■ **Статья**
■ ■ ■ ■

Самоубийца понимает абсурдность человеческого существования и смиряется с ней. Он говорит, «да, жить не стоило», и снимает абсурд, устраняя свое собственное существование. Самоубийца признает свое поражение.

Позиции самоубийцы Камю противопоставляет бунт . «Бунтующий человек» Камю тоже знает, что мир иррационален, а его существование абсурдно (его разум достаточно пробудился, чтобы сознавать это, он не живет по привычке; и он не пытается снять этот абсурд каким-либо воображаемым образом). Но он не соглашается с абсурдом.

Бунт, о котором говорит Камю, означает жизнь с сознанием абсурда (вопиющего несоответствия претензии моего разума на смысл и бессмысленности самой реальности). Жить и суметь радоваться жизни, не смотря на абсурд, с которым невозможно смириться. « Для человека без шор, - пишет Камю, - нет зрелища прекраснее, чем борьба интеллекта с превосходящей его реальностью ».

А. Камю, «Абсурдное рассуждение» (глава из книги «Бунтующий человек»).

_____________________________________________________________________________

Тема другого в экзистенциализме.

Экзистенциализм рассматривает человека (и мир человека) как основанные на нем самом. Исключая какие-либо заранее данные точки зрения (полагаемые как объективные, то есть абсолютные), он рассматривает человека, как субъекта, созидающего свой мир, изобретающего свой проект бытия.


И поэтому (в каком-то смысле) экзистенциалистский человек остается один, замкнутый в рамках своего мышления, своей конституирующей, осваивающей мир активности.

Ранее говорилось о том, что это одиночество экзистенциалистского человека не означает произвол, о том, как он своим разумом преодолевает это одиночество, выстраивая некую рациональную модель человечества, предполагающую свое добро и зло. Но только разумом.

Может ли человек вылезти из скорлупы своей собственной субъективности и прорваться, собственно, к другому? Наиболее очевидный ответ: нет, не может.

■ ■ ■ ■

■ **Приложенный список**

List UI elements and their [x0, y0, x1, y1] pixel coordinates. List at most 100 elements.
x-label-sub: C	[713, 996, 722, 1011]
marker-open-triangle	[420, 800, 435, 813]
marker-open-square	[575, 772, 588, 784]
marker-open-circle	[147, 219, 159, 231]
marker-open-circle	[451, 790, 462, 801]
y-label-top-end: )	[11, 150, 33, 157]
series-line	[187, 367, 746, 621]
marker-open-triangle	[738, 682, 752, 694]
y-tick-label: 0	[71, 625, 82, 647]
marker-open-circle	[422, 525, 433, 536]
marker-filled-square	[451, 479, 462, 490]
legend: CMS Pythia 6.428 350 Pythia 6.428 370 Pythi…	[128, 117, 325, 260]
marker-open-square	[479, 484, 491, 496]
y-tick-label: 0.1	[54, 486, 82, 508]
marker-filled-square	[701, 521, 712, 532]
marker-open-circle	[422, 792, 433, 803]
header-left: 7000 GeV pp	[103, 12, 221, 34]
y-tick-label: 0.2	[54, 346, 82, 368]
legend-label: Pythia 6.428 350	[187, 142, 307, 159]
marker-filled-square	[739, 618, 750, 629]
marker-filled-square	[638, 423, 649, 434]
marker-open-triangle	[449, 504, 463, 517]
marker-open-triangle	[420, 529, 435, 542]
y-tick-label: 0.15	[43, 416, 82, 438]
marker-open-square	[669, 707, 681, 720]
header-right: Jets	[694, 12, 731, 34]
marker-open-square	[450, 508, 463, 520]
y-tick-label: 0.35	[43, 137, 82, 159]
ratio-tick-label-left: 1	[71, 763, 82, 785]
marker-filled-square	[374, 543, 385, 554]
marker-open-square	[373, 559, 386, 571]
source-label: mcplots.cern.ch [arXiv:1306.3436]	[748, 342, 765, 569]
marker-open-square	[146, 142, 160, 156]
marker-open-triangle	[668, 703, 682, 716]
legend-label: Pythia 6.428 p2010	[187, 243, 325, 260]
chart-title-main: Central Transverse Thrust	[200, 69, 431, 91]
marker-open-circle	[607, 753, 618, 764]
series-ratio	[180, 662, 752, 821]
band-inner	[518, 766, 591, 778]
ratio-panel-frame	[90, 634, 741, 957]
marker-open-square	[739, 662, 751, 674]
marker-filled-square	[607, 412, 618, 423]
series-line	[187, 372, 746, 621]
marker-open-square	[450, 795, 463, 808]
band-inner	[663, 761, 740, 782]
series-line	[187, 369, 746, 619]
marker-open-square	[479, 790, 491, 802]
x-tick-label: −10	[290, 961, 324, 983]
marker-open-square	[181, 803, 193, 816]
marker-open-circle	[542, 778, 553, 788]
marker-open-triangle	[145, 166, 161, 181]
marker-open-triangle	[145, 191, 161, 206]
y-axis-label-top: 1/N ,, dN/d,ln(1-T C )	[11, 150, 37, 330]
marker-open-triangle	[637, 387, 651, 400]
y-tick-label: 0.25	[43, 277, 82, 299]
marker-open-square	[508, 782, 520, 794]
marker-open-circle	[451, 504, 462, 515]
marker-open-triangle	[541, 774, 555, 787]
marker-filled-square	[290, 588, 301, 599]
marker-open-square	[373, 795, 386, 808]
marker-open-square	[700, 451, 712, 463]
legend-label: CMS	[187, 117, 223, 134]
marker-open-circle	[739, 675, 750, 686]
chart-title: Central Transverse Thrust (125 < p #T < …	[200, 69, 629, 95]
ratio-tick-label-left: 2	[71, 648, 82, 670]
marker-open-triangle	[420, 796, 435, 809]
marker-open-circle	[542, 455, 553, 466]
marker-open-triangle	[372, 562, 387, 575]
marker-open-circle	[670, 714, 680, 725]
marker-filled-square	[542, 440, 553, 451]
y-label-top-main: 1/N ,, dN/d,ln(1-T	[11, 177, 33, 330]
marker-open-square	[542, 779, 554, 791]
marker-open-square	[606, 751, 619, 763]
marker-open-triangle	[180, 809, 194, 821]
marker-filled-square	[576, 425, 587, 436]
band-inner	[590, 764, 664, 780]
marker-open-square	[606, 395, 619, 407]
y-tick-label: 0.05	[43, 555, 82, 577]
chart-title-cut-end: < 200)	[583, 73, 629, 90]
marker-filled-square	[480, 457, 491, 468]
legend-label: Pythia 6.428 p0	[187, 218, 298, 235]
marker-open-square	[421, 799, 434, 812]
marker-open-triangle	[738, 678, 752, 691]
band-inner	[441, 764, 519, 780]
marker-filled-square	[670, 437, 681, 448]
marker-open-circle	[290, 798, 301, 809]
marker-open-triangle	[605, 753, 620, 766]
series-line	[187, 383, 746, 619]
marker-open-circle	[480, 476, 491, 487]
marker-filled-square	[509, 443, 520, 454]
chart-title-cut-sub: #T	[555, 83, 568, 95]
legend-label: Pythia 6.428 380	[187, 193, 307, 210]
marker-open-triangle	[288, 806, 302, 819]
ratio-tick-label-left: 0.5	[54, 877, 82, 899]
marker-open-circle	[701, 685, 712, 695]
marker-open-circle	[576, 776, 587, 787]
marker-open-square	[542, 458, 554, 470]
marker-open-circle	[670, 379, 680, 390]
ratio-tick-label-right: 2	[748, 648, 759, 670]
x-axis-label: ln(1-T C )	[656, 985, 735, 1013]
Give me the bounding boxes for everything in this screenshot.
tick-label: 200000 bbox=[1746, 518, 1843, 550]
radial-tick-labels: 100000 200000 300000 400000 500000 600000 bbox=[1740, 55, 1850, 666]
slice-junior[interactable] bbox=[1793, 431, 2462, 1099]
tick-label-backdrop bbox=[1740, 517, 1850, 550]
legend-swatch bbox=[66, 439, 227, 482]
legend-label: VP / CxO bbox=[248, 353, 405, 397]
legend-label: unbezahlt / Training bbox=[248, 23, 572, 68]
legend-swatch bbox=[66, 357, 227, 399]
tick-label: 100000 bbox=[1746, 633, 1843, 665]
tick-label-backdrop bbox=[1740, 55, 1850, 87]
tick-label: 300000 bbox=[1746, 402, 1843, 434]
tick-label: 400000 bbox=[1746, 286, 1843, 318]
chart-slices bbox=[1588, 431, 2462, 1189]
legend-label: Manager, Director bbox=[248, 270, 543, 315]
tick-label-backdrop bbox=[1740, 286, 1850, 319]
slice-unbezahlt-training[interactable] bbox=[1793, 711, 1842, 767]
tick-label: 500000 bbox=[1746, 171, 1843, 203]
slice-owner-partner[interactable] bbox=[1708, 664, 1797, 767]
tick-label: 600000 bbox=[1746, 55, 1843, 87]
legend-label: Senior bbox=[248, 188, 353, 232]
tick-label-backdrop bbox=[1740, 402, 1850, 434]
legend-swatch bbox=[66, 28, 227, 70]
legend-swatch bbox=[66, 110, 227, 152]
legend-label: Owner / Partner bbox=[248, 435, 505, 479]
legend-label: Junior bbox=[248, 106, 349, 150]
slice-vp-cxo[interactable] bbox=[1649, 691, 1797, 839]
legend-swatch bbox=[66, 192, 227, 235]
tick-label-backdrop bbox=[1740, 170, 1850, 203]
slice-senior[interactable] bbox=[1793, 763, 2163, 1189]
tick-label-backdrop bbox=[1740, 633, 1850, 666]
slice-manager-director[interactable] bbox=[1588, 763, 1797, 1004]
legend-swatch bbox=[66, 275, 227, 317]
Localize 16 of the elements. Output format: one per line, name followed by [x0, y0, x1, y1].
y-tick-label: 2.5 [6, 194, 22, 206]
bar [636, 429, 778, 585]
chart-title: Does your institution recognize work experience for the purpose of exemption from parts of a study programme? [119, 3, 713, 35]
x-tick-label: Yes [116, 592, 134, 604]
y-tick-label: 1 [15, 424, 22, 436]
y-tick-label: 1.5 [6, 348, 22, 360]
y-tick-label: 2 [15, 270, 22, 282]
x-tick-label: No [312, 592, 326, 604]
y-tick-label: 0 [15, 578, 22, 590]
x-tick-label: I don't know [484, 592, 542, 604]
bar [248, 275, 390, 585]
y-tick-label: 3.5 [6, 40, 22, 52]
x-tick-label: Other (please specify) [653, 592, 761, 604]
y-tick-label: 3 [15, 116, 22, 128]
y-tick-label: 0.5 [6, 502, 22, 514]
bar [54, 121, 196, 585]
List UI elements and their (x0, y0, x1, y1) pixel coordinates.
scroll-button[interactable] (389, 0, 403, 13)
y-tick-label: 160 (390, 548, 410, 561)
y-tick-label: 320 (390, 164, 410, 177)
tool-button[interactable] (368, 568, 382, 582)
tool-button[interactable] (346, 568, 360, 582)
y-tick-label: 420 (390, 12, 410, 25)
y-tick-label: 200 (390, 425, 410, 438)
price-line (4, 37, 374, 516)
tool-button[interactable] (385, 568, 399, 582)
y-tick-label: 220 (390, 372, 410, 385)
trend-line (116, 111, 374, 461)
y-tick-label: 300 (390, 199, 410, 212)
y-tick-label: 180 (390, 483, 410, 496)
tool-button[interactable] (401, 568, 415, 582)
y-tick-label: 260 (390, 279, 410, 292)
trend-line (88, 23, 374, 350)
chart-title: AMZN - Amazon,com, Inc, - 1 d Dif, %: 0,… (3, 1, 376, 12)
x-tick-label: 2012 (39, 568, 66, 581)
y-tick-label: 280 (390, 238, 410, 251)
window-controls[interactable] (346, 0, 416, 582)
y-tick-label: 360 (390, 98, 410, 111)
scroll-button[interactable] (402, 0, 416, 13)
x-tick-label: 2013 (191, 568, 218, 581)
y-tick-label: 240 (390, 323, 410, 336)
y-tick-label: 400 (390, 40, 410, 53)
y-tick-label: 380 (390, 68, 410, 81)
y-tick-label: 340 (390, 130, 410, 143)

■ ■ ■ ■

■ **Задание 1**
Какие действия самоубийцы перечислены в первом абзаце статьи?
■ **Задание 2**
Что, согласно статье, Камю противопоставляет позиции самоубийцы?
■ **Задание 3**
Перепишите из статьи фрагмент между «Экзистенциализм рассматривает человека» и «нет, не может.», включительно.

■ **Готовый ответ 1**
Понимает абсурдность человеческого существования; смиряется с ней; говорит «да, жить не стоило»; снимает абсурд, устраняя свое собственное существование; признает свое поражение.

■ **Готовый ответ 2**
Бунт.

■ **Готовый ответ 3**
Экзистенциализм рассматривает человека (и мир человека) как основанные на нем самом. Исключая какие-либо заранее данные точки зрения (полагаемые как объективные, то есть абсолютные), он рассматривает человека, как субъекта, созидающего свой мир, изобретающего свой проект бытия.


И поэтому (в каком-то смысле) экзистенциалистский человек остается один, замкнутый в рамках своего мышления, своей конституирующей, осваивающей мир активности.

Ранее говорилось о том, что это одиночество экзистенциалистского человека не означает произвол, о том, как он своим разумом преодолевает это одиночество, выстраивая некую рациональную модель человечества, предполагающую свое добро и зло. Но только разумом.

Может ли человек вылезти из скорлупы своей собственной субъективности и прорваться, собственно, к другому? Наиболее очевидный ответ: нет, не может.